*What the task requires*. Every line below that contains "name" is to be copied.

*Available data*.
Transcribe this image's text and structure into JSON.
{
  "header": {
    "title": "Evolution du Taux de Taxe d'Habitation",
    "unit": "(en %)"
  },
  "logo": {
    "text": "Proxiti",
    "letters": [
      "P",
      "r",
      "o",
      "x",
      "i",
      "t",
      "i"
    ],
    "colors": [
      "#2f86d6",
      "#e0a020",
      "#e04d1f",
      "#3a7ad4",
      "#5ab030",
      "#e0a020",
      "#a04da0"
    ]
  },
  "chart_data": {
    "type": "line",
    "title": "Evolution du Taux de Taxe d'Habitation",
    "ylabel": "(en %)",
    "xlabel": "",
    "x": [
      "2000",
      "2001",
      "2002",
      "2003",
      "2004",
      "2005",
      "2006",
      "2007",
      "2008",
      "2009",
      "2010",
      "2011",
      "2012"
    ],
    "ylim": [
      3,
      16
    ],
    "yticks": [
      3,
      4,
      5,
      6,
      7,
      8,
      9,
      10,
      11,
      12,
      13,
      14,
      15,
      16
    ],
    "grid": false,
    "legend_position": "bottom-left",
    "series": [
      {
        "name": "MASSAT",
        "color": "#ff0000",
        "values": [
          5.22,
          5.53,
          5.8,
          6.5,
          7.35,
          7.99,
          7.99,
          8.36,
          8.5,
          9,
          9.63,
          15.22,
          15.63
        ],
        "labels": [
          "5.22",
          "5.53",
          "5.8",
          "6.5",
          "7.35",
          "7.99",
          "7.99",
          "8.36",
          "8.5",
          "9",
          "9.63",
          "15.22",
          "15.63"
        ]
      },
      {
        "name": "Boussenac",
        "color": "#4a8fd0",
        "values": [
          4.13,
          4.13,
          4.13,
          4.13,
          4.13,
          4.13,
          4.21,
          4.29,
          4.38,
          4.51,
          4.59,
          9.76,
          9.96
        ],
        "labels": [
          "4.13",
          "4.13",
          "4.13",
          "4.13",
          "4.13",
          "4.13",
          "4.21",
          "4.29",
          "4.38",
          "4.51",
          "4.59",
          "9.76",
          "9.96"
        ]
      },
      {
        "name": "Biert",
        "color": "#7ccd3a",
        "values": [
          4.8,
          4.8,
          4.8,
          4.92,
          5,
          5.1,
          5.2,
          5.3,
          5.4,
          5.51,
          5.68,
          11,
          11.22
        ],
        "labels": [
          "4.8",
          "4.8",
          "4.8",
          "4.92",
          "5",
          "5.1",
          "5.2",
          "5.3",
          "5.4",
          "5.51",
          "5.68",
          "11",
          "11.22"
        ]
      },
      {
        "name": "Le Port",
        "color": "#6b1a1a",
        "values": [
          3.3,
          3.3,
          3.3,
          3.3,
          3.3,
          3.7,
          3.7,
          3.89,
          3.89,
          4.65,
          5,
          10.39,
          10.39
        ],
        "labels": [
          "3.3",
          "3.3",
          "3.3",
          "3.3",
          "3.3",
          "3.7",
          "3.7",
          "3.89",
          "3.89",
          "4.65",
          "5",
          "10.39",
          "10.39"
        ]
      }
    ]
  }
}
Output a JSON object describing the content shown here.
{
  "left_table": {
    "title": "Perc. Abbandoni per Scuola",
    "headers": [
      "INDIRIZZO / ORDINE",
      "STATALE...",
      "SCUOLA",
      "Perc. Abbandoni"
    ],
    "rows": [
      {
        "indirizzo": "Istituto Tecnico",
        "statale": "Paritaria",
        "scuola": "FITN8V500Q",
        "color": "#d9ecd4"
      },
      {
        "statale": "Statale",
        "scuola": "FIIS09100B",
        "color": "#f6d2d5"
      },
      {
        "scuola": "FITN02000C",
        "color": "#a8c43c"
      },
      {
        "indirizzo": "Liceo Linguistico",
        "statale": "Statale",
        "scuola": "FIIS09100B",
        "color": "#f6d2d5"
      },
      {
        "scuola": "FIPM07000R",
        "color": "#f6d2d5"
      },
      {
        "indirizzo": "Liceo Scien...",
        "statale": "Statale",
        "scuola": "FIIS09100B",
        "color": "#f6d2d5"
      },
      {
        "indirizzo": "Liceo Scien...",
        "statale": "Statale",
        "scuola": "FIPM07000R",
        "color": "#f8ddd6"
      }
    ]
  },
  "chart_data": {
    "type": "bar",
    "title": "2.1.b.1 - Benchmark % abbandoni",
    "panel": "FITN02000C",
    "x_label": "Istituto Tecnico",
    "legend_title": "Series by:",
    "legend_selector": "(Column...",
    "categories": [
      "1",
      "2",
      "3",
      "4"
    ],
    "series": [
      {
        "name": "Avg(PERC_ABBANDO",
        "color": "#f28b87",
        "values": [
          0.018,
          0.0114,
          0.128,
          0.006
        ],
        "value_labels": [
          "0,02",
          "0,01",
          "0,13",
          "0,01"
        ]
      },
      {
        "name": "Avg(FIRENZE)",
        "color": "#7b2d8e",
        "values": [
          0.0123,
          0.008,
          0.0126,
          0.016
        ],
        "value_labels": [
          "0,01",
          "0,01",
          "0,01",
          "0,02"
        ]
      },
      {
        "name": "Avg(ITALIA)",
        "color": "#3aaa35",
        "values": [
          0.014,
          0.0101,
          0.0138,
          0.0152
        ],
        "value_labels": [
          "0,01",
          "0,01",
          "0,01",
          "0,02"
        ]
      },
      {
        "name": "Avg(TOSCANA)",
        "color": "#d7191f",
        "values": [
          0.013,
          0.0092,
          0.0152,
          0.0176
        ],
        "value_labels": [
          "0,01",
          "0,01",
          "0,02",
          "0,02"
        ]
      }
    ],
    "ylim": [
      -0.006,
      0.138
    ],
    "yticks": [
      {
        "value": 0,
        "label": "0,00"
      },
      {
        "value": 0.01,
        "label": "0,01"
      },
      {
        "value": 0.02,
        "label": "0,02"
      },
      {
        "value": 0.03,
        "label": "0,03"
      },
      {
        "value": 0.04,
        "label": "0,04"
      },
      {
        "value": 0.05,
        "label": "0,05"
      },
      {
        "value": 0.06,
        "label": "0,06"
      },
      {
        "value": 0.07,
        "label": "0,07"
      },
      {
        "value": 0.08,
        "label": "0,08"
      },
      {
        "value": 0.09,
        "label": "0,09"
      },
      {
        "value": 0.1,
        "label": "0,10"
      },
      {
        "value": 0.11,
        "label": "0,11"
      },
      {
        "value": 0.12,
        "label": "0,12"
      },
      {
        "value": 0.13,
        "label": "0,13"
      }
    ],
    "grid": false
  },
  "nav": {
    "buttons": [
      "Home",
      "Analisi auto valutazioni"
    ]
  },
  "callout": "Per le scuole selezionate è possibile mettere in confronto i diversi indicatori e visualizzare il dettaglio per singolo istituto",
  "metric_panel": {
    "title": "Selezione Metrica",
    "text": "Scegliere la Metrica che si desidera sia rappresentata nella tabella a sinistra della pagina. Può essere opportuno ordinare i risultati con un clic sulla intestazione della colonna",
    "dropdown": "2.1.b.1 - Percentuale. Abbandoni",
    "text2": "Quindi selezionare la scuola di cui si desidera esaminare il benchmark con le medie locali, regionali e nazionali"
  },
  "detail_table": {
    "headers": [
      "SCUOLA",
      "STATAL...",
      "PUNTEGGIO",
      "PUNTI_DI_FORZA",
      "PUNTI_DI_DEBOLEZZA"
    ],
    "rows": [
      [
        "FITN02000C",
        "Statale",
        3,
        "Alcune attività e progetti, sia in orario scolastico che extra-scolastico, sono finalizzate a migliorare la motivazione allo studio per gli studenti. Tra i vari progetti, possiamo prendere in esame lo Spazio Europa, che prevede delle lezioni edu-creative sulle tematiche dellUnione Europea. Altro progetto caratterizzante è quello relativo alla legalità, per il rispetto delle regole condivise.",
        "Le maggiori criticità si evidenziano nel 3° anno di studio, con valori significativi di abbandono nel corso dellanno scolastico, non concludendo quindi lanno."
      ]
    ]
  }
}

*Solution for this problem*.
        "name": "MASSAT",
        "name": "Boussenac",
        "name": "Biert",
        "name": "Le Port",
        "name": "Avg(PERC_ABBANDO",
        "name": "Avg(FIRENZE)",
        "name": "Avg(ITALIA)",
        "name": "Avg(TOSCANA)",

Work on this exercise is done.